[Start RECORDS FOR PROCESSING]

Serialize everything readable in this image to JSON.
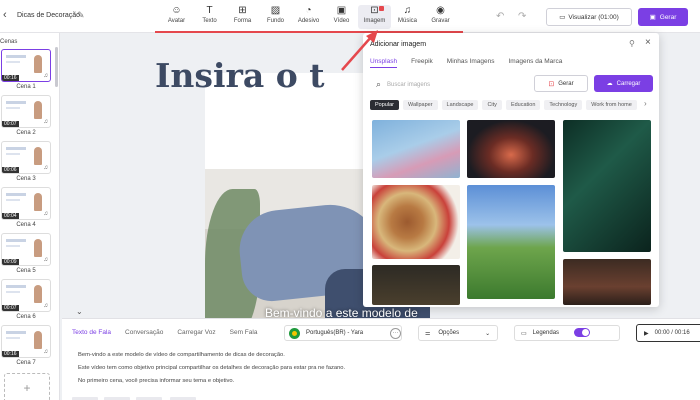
{
  "app": {
    "project_title": "Dicas de Decoração"
  },
  "toolbar": {
    "tools": [
      {
        "label": "Avatar",
        "icon": "avatar-icon"
      },
      {
        "label": "Texto",
        "icon": "text-icon"
      },
      {
        "label": "Forma",
        "icon": "shape-icon"
      },
      {
        "label": "Fundo",
        "icon": "background-icon"
      },
      {
        "label": "Adesivo",
        "icon": "sticker-icon"
      },
      {
        "label": "Vídeo",
        "icon": "video-icon"
      },
      {
        "label": "Imagem",
        "icon": "image-icon"
      },
      {
        "label": "Música",
        "icon": "music-icon"
      },
      {
        "label": "Gravar",
        "icon": "record-icon"
      }
    ],
    "active_tool": "Imagem",
    "preview_label": "Visualizar (01:00)",
    "generate_label": "Gerar",
    "accent_color": "#7b3fe4",
    "highlight_color": "#e5484d"
  },
  "scenes_panel": {
    "header": "Cenas",
    "scenes": [
      {
        "label": "Cena 1",
        "duration": "00:16"
      },
      {
        "label": "Cena 2",
        "duration": "00:07"
      },
      {
        "label": "Cena 3",
        "duration": "00:06"
      },
      {
        "label": "Cena 4",
        "duration": "00:04"
      },
      {
        "label": "Cena 5",
        "duration": "00:09"
      },
      {
        "label": "Cena 6",
        "duration": "00:07"
      },
      {
        "label": "Cena 7",
        "duration": "00:16"
      }
    ],
    "selected": 0
  },
  "canvas": {
    "title": "Insira o t",
    "caption": "Bem-vindo a este modelo de"
  },
  "image_panel": {
    "title": "Adicionar imagem",
    "tabs": [
      "Unsplash",
      "Freepik",
      "Minhas Imagens",
      "Imagens da Marca"
    ],
    "active_tab": "Unsplash",
    "search_placeholder": "Buscar imagens",
    "ai_generate_label": "Gerar",
    "upload_label": "Carregar",
    "categories": [
      "Popular",
      "Wallpaper",
      "Landscape",
      "City",
      "Education",
      "Technology",
      "Work from home"
    ],
    "active_category": "Popular"
  },
  "script_panel": {
    "tabs": [
      "Texto de Fala",
      "Conversação",
      "Carregar Voz",
      "Sem Fala"
    ],
    "active_tab": "Texto de Fala",
    "voice": "Português(BR) - Yara",
    "options_label": "Opções",
    "captions_label": "Legendas",
    "captions_on": true,
    "play_time": "00:00 / 00:16",
    "lines": [
      "Bem-vindo a este modelo de vídeo de compartilhamento de dicas de decoração.",
      "Este vídeo tem como objetivo principal compartilhar os detalhes de decoração para estar pra ne fazano.",
      "No primeiro cena, você precisa informar seu tema e objetivo."
    ]
  }
}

[End RECORDS FOR PROCESSING]

BRIEF: Copy every line of the records above that contains "icon".

SOLUTION TO THIS TASK:
        "icon": "avatar-icon"
        "icon": "text-icon"
        "icon": "shape-icon"
        "icon": "background-icon"
        "icon": "sticker-icon"
        "icon": "video-icon"
        "icon": "image-icon"
        "icon": "music-icon"
        "icon": "record-icon"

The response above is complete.